Restate the entries word for word, omitting nothing.

─── Stored records

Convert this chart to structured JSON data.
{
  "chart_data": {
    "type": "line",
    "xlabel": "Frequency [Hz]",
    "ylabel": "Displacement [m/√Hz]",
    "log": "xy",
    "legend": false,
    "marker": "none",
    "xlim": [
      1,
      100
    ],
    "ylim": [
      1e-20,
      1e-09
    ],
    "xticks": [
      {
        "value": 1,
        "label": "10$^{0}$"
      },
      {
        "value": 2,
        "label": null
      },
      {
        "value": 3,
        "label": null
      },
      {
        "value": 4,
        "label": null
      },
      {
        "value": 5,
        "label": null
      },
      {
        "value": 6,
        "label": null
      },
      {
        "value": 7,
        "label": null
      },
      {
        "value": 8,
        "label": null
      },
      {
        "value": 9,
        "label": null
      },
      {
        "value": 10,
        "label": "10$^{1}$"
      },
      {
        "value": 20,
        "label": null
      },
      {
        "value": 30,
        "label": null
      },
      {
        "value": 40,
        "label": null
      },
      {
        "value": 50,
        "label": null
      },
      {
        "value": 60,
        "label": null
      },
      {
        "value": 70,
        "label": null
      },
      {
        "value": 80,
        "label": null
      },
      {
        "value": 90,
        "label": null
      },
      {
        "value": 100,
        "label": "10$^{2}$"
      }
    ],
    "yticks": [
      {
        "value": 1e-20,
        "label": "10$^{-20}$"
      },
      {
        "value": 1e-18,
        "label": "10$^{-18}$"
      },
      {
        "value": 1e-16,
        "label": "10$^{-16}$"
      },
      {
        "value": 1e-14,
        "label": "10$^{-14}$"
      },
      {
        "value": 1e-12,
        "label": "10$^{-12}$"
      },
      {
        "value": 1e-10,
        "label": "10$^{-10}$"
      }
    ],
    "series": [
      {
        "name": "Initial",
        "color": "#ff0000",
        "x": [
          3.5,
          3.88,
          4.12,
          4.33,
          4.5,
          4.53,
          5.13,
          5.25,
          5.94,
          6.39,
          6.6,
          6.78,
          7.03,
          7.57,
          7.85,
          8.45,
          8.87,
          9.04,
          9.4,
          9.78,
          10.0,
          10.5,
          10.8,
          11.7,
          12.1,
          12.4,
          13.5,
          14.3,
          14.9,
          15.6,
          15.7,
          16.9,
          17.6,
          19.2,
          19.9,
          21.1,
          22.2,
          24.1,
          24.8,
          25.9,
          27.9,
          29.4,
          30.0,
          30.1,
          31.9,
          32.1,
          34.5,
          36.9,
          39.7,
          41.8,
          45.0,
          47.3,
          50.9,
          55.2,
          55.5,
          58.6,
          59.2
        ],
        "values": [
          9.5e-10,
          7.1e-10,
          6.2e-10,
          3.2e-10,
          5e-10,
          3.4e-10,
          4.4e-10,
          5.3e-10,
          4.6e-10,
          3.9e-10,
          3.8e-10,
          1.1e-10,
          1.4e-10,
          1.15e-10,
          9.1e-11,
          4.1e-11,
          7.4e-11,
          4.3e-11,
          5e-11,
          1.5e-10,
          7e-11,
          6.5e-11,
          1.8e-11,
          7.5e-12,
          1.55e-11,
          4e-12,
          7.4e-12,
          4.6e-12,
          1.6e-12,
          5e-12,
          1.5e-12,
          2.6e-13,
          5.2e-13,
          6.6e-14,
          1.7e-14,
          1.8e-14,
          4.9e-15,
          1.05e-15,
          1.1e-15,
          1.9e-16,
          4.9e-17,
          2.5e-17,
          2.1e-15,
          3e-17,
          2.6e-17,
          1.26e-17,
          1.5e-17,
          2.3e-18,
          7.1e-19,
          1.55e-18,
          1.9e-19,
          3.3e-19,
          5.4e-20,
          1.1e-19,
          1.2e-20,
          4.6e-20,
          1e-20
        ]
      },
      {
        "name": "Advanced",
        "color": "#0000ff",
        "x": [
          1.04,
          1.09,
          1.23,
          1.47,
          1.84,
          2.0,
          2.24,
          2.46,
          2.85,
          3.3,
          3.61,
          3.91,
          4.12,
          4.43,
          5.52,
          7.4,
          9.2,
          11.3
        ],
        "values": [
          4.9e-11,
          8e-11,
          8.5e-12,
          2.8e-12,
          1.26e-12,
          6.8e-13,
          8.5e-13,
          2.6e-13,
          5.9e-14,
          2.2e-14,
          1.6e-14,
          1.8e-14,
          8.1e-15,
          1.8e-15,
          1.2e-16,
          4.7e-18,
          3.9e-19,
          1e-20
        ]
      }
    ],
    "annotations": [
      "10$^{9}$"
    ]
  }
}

──────

Result of the exercise.
Convert this chart to structured JSON data.
{
  "chart_data": {
    "type": "line",
    "xlabel": "Frequency [Hz]",
    "ylabel": "Displacement [m/√Hz]",
    "log": "xy",
    "legend": false,
    "marker": "none",
    "xlim": [
      1,
      100
    ],
    "ylim": [
      1e-20,
      1e-09
    ],
    "xticks": [
      {
        "value": 1,
        "label": "10$^{0}$"
      },
      {
        "value": 2,
        "label": null
      },
      {
        "value": 3,
        "label": null
      },
      {
        "value": 4,
        "label": null
      },
      {
        "value": 5,
        "label": null
      },
      {
        "value": 6,
        "label": null
      },
      {
        "value": 7,
        "label": null
      },
      {
        "value": 8,
        "label": null
      },
      {
        "value": 9,
        "label": null
      },
      {
        "value": 10,
        "label": "10$^{1}$"
      },
      {
        "value": 20,
        "label": null
      },
      {
        "value": 30,
        "label": null
      },
      {
        "value": 40,
        "label": null
      },
      {
        "value": 50,
        "label": null
      },
      {
        "value": 60,
        "label": null
      },
      {
        "value": 70,
        "label": null
      },
      {
        "value": 80,
        "label": null
      },
      {
        "value": 90,
        "label": null
      },
      {
        "value": 100,
        "label": "10$^{2}$"
      }
    ],
    "yticks": [
      {
        "value": 1e-20,
        "label": "10$^{-20}$"
      },
      {
        "value": 1e-18,
        "label": "10$^{-18}$"
      },
      {
        "value": 1e-16,
        "label": "10$^{-16}$"
      },
      {
        "value": 1e-14,
        "label": "10$^{-14}$"
      },
      {
        "value": 1e-12,
        "label": "10$^{-12}$"
      },
      {
        "value": 1e-10,
        "label": "10$^{-10}$"
      }
    ],
    "series": [
      {
        "name": "Initial",
        "color": "#ff0000",
        "x": [
          3.5,
          3.88,
          4.12,
          4.33,
          4.5,
          4.53,
          5.13,
          5.25,
          5.94,
          6.39,
          6.6,
          6.78,
          7.03,
          7.57,
          7.85,
          8.45,
          8.87,
          9.04,
          9.4,
          9.78,
          10.0,
          10.5,
          10.8,
          11.7,
          12.1,
          12.4,
          13.5,
          14.3,
          14.9,
          15.6,
          15.7,
          16.9,
          17.6,
          19.2,
          19.9,
          21.1,
          22.2,
          24.1,
          24.8,
          25.9,
          27.9,
          29.4,
          30.0,
          30.1,
          31.9,
          32.1,
          34.5,
          36.9,
          39.7,
          41.8,
          45.0,
          47.3,
          50.9,
          55.2,
          55.5,
          58.6,
          59.2
        ],
        "values": [
          9.5e-10,
          7.1e-10,
          6.2e-10,
          3.2e-10,
          5e-10,
          3.4e-10,
          4.4e-10,
          5.3e-10,
          4.6e-10,
          3.9e-10,
          3.8e-10,
          1.1e-10,
          1.4e-10,
          1.15e-10,
          9.1e-11,
          4.1e-11,
          7.4e-11,
          4.3e-11,
          5e-11,
          1.5e-10,
          7e-11,
          6.5e-11,
          1.8e-11,
          7.5e-12,
          1.55e-11,
          4e-12,
          7.4e-12,
          4.6e-12,
          1.6e-12,
          5e-12,
          1.5e-12,
          2.6e-13,
          5.2e-13,
          6.6e-14,
          1.7e-14,
          1.8e-14,
          4.9e-15,
          1.05e-15,
          1.1e-15,
          1.9e-16,
          4.9e-17,
          2.5e-17,
          2.1e-15,
          3e-17,
          2.6e-17,
          1.26e-17,
          1.5e-17,
          2.3e-18,
          7.1e-19,
          1.55e-18,
          1.9e-19,
          3.3e-19,
          5.4e-20,
          1.1e-19,
          1.2e-20,
          4.6e-20,
          1e-20
        ]
      },
      {
        "name": "Advanced",
        "color": "#0000ff",
        "x": [
          1.04,
          1.09,
          1.23,
          1.47,
          1.84,
          2.0,
          2.24,
          2.46,
          2.85,
          3.3,
          3.61,
          3.91,
          4.12,
          4.43,
          5.52,
          7.4,
          9.2,
          11.3
        ],
        "values": [
          4.9e-11,
          8e-11,
          8.5e-12,
          2.8e-12,
          1.26e-12,
          6.8e-13,
          8.5e-13,
          2.6e-13,
          5.9e-14,
          2.2e-14,
          1.6e-14,
          1.8e-14,
          8.1e-15,
          1.8e-15,
          1.2e-16,
          4.7e-18,
          3.9e-19,
          1e-20
        ]
      }
    ],
    "annotations": [
      "10$^{9}$"
    ]
  }
}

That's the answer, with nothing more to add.